==== MATERIALS PROVIDED

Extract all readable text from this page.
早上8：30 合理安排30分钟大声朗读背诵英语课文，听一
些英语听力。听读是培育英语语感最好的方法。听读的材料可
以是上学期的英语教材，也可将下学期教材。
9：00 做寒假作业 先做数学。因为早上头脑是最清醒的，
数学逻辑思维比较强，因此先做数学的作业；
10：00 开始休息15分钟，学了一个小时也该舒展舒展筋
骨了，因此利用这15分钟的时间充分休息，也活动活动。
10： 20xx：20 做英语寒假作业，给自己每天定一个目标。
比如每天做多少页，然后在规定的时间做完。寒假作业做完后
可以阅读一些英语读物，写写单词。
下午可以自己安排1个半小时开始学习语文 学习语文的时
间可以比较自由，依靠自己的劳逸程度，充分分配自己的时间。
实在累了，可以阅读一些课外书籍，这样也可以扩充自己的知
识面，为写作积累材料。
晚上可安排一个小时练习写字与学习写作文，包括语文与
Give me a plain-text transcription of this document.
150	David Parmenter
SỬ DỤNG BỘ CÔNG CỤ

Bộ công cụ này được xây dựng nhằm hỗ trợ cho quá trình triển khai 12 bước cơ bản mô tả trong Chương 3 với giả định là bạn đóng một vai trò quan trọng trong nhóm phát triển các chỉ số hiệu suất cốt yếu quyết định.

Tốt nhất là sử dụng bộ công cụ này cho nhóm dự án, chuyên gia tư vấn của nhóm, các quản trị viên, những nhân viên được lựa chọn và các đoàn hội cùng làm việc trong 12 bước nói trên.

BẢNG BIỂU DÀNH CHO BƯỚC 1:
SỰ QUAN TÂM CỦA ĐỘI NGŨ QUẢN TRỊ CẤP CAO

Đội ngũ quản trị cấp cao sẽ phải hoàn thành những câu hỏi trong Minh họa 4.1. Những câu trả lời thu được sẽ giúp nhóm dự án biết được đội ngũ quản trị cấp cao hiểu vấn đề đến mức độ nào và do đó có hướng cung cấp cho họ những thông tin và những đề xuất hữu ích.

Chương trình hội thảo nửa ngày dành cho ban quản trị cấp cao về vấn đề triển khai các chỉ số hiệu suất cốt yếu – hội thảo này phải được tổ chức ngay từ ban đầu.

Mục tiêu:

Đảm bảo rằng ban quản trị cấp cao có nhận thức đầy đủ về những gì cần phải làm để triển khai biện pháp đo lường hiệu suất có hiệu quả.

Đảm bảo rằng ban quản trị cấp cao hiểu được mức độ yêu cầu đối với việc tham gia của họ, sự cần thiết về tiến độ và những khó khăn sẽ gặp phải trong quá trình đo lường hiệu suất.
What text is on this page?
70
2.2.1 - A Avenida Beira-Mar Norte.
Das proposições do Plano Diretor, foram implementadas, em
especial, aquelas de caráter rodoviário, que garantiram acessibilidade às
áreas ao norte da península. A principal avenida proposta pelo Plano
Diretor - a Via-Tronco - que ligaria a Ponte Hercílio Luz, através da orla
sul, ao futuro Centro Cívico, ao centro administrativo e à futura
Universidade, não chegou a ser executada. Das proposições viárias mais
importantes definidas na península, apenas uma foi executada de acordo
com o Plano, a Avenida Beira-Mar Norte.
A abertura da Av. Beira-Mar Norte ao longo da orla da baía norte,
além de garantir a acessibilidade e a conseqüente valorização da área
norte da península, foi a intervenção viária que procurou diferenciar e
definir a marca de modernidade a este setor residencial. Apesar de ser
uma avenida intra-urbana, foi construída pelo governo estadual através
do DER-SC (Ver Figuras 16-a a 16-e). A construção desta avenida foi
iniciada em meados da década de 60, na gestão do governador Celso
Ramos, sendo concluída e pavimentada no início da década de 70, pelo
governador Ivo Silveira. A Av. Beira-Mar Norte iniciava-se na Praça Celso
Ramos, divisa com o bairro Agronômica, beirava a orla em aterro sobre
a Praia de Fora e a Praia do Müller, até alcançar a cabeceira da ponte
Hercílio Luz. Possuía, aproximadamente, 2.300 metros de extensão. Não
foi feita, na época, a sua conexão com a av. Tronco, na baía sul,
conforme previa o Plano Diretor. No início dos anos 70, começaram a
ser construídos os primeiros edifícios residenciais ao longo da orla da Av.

========

## SET EXERCISE:
From the material given, work out how many lines hold the string "baía"; state that number and nothing further.

## REPLY:
2